##### Provided material #####

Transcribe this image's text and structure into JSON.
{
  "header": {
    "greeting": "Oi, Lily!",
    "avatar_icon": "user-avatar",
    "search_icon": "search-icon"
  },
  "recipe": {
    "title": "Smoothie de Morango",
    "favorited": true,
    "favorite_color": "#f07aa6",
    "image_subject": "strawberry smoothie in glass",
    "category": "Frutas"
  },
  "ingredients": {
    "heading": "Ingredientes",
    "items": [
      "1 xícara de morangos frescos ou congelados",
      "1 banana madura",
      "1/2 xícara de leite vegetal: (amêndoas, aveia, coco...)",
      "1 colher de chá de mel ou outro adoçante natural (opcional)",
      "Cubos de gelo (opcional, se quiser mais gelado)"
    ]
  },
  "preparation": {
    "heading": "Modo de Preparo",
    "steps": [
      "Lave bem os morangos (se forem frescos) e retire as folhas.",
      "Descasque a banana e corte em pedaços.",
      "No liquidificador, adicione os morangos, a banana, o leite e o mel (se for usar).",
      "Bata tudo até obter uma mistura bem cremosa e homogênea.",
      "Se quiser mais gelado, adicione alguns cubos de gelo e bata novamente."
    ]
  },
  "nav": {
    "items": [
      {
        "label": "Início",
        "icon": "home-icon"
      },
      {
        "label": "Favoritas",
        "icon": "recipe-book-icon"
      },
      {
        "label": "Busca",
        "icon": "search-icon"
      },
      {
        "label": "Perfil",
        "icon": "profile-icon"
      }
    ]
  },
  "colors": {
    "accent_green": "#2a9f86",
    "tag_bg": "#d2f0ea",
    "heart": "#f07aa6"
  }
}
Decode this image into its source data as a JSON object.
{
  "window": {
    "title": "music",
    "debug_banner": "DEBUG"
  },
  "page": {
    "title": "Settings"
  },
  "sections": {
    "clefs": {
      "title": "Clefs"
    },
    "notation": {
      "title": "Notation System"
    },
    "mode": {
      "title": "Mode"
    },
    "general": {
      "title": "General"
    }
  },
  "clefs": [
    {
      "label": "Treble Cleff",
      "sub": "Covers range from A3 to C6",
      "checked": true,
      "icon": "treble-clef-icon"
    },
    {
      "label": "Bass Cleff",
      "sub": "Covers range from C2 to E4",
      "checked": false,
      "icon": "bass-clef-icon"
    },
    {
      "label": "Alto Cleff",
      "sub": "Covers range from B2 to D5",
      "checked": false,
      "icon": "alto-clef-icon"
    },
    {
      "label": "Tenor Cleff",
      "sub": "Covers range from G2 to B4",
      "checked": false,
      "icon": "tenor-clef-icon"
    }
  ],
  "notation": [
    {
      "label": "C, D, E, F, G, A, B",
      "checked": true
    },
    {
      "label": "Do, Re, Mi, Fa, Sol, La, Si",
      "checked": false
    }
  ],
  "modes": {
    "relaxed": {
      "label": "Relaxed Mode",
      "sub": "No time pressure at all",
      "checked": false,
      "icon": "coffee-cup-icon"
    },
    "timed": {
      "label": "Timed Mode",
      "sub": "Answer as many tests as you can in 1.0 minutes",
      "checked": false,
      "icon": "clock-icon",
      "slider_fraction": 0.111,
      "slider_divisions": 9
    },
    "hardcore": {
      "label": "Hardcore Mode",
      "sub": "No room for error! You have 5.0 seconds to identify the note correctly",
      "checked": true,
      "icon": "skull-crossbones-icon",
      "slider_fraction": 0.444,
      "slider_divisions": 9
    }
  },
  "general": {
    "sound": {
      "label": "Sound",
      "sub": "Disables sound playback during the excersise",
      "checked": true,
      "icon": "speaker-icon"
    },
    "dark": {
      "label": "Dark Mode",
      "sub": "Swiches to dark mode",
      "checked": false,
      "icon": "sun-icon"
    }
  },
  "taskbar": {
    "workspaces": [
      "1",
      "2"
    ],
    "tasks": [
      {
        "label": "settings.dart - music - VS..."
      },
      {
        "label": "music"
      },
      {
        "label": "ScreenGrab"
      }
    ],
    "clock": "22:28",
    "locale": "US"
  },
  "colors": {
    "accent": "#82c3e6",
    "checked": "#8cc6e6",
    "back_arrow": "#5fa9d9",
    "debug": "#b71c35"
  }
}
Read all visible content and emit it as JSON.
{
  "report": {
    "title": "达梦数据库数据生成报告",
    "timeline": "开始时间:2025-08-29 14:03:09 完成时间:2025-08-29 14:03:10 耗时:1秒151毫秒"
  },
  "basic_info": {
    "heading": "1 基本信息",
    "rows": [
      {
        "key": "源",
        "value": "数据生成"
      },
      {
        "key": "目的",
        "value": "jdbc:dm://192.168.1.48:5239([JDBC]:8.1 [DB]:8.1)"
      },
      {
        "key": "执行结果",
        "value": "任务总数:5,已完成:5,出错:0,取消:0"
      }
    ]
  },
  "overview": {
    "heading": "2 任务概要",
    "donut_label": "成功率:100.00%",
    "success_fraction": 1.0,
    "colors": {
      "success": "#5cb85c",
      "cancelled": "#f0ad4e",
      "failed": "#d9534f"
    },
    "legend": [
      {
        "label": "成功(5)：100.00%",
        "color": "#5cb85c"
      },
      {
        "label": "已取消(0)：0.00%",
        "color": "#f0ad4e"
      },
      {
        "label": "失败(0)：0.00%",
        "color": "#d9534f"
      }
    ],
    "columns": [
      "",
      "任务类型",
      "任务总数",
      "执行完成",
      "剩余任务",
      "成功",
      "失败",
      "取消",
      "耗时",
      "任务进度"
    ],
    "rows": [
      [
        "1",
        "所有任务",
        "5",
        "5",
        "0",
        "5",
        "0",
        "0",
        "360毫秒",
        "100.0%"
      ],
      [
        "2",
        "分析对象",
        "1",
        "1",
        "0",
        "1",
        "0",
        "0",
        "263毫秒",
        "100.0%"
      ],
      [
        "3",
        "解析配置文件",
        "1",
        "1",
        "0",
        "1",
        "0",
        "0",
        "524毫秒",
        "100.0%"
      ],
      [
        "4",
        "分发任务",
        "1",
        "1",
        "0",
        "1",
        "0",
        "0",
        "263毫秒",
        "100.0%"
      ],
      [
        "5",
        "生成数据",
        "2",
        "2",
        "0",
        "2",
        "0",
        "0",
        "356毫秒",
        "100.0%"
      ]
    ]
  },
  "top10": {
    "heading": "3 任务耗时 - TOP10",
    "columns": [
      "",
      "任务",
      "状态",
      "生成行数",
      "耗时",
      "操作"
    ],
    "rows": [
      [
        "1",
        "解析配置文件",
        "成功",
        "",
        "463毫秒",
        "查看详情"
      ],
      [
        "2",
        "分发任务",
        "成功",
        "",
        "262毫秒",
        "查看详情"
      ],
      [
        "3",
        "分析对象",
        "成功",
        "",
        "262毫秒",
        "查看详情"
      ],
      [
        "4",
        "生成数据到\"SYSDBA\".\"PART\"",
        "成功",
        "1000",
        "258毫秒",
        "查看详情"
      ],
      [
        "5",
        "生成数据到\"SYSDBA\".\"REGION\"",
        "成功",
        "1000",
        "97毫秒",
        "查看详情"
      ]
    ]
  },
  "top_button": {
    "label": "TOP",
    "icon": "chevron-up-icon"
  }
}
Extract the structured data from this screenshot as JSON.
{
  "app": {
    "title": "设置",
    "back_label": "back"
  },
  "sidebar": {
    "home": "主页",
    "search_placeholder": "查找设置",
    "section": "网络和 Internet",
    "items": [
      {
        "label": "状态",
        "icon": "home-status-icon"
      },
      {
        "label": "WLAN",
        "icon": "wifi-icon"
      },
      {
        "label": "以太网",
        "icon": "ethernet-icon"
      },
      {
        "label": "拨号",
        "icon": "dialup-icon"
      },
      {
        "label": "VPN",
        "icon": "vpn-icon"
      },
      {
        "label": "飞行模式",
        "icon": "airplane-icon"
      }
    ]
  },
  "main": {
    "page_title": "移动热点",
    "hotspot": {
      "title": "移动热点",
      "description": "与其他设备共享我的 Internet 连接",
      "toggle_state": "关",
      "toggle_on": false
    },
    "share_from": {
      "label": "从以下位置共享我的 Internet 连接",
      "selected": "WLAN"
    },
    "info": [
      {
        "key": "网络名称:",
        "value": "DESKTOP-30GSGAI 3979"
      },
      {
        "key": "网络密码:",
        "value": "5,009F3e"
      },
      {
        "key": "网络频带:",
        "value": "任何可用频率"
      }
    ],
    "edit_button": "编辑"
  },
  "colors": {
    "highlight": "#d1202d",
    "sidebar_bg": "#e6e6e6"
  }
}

#####

## Exercise goal
Lines containing the string "morangos" should be counted; reply with their number and nothing more.

## Solution to the problem
3